#### Text segment:
· · · · · · ·

What is the Strategy Pattern?

Simply put, it’s a pattern that defines behaviors or actions as classes and makes them dynamically changeable. To explain more, it defines object behaviors as classes and groups similar ones together (encapsulates them), so when you want to change object behavior, you just swap them. This allows more flexible extension when logic changes or features are added.


Example

Military missiles include surface-to-air, air-to-air, anti-tank missiles, etc. Bombers, which are military assets, use air-to-surface missiles and anti-tank missiles, and Fighters use air-to-air missiles and anti-tank missiles. In reality, multiple weapons can be used simultaneously, but to learn about the strategy pattern, assume that missile types must be changed every time you attack.

· · · · · · ·

#### Activity list:
[1] Decide whether each statement below agrees with the text on the Strategy Pattern, answering yes or no and quoting the deciding words:
(a) The pattern defines behaviors or actions as classes.
(b) Fighters use air-to-surface missiles.
(c) The example assumes several weapons are fired at once in each attack.
[2] According to the Strategy Pattern text, what does the pattern allow when logic changes or features are added?

· · · · · · ·

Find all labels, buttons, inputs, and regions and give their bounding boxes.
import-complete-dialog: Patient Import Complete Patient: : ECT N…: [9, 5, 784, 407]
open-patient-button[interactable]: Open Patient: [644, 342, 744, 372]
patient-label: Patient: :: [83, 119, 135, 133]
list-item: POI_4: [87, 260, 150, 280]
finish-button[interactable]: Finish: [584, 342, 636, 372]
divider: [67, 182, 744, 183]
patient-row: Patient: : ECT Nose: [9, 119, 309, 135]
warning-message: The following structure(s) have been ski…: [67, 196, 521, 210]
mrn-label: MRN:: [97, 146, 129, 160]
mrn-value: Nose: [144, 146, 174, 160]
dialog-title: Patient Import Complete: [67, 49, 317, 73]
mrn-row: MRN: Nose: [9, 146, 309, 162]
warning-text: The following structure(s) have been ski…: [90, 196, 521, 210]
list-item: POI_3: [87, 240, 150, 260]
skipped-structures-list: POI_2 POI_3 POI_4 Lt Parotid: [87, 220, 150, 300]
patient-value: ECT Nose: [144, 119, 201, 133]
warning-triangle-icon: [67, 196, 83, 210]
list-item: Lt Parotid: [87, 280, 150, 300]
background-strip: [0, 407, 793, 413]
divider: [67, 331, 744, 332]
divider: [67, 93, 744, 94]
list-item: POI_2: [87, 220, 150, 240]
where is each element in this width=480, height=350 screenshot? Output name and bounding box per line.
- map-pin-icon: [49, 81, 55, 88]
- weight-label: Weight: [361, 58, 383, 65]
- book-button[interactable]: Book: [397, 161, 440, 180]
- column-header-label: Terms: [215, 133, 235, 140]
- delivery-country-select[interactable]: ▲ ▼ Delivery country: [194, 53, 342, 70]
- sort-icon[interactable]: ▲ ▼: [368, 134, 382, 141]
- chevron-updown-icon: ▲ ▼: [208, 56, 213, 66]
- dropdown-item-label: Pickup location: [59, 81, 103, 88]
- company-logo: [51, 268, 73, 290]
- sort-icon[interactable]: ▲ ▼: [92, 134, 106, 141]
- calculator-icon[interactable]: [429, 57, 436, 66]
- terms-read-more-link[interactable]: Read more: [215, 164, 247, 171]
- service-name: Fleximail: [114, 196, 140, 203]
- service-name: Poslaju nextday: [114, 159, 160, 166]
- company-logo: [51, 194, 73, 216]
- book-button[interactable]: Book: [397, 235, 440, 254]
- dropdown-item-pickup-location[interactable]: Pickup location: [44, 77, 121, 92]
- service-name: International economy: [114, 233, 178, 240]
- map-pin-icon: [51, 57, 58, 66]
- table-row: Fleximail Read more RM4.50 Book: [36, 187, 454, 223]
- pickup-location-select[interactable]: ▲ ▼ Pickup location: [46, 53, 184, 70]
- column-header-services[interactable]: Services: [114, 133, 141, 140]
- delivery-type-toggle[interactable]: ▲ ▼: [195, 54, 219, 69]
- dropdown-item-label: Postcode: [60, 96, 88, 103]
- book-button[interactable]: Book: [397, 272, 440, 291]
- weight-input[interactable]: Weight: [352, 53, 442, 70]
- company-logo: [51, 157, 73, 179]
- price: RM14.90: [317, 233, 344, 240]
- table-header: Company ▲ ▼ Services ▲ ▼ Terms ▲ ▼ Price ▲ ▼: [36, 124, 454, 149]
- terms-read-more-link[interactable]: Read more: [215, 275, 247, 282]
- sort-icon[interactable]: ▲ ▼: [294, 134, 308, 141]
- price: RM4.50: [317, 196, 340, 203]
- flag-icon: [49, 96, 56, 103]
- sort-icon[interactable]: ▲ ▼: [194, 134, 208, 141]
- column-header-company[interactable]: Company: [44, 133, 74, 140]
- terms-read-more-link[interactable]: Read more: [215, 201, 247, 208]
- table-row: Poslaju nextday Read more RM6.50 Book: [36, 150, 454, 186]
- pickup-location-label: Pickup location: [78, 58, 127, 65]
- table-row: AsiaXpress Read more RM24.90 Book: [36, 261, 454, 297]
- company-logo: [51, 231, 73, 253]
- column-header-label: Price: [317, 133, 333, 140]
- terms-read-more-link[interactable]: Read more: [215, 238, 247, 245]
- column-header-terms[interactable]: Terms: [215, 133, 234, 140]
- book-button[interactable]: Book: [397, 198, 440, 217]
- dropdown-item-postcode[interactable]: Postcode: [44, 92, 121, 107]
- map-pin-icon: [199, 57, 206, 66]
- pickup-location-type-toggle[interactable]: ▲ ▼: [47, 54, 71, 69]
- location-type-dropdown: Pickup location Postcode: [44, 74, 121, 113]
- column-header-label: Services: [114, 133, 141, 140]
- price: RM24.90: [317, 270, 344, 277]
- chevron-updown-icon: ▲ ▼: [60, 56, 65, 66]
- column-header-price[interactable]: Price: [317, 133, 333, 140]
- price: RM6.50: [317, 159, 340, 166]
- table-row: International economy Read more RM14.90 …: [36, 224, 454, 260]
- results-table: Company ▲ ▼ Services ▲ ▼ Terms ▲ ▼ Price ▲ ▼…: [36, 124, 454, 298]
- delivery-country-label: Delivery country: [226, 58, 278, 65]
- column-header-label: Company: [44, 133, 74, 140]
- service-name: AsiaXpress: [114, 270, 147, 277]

· · · · · · ·

#### Answers by item number:
[1]
(a) Yes: "it’s a pattern that defines behaviors or actions as classes and makes them dynamically changeable"
(b) No: "Fighters use air-to-air missiles and anti-tank missiles"
(c) No: "assume that missile types must be changed every time you attack"

[2] More flexible extension.